Records that describe figures
** Begin **

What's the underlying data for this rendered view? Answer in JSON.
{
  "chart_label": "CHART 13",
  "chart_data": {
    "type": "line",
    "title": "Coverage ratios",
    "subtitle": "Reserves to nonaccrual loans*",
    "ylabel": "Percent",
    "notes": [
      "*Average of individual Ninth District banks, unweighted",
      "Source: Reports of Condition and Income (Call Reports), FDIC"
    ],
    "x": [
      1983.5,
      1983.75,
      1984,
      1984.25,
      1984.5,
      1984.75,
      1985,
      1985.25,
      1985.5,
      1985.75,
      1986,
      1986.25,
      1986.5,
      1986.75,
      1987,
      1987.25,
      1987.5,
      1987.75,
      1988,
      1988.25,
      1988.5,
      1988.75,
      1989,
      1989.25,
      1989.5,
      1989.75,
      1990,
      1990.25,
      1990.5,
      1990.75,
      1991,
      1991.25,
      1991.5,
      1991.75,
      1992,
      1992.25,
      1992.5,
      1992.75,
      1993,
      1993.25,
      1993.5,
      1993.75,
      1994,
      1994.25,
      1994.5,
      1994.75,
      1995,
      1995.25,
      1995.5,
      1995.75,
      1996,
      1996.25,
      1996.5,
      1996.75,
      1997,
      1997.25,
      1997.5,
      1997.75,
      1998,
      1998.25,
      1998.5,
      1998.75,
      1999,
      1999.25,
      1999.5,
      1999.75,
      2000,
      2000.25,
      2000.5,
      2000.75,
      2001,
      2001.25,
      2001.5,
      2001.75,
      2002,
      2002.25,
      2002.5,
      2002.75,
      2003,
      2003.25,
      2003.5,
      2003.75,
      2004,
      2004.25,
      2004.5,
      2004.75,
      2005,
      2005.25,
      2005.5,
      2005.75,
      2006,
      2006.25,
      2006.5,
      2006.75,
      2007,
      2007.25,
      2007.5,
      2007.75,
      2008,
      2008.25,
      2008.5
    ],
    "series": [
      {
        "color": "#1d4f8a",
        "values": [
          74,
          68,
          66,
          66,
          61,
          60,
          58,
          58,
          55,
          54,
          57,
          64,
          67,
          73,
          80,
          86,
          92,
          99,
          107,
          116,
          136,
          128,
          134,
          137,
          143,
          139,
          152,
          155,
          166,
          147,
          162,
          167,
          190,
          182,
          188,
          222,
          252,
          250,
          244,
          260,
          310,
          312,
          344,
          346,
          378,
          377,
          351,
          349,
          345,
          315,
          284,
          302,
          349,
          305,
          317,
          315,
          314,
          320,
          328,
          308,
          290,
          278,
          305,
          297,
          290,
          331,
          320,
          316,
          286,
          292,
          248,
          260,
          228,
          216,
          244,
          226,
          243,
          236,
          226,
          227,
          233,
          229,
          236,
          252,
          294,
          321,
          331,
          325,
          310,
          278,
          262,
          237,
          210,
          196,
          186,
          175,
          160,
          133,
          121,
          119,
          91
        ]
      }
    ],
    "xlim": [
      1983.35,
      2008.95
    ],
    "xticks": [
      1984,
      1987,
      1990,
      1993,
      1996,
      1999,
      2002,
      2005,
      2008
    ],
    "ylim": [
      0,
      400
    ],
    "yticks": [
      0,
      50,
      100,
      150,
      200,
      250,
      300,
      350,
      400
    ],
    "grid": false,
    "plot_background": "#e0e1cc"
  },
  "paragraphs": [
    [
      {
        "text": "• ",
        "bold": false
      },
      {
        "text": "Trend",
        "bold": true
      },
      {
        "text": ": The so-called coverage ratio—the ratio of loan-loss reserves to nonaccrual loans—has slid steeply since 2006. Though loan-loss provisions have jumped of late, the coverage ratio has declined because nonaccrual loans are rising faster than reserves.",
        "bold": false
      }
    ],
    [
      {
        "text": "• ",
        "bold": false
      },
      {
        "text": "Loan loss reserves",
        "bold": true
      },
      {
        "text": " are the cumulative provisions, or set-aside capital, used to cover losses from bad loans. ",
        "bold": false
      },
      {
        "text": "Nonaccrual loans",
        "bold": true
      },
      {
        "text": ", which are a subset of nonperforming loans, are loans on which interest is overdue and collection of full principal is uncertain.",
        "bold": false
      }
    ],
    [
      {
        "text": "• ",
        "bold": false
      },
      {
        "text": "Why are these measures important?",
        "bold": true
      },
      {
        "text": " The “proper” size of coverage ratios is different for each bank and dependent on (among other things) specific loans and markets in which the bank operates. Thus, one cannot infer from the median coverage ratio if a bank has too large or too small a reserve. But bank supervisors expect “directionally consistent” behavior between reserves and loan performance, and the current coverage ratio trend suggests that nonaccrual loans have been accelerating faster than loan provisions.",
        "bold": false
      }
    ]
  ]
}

** End **

Work instructions → Within the records above, how many lines include the word "provisions"? State the number by itself.

Output for this exercise → 3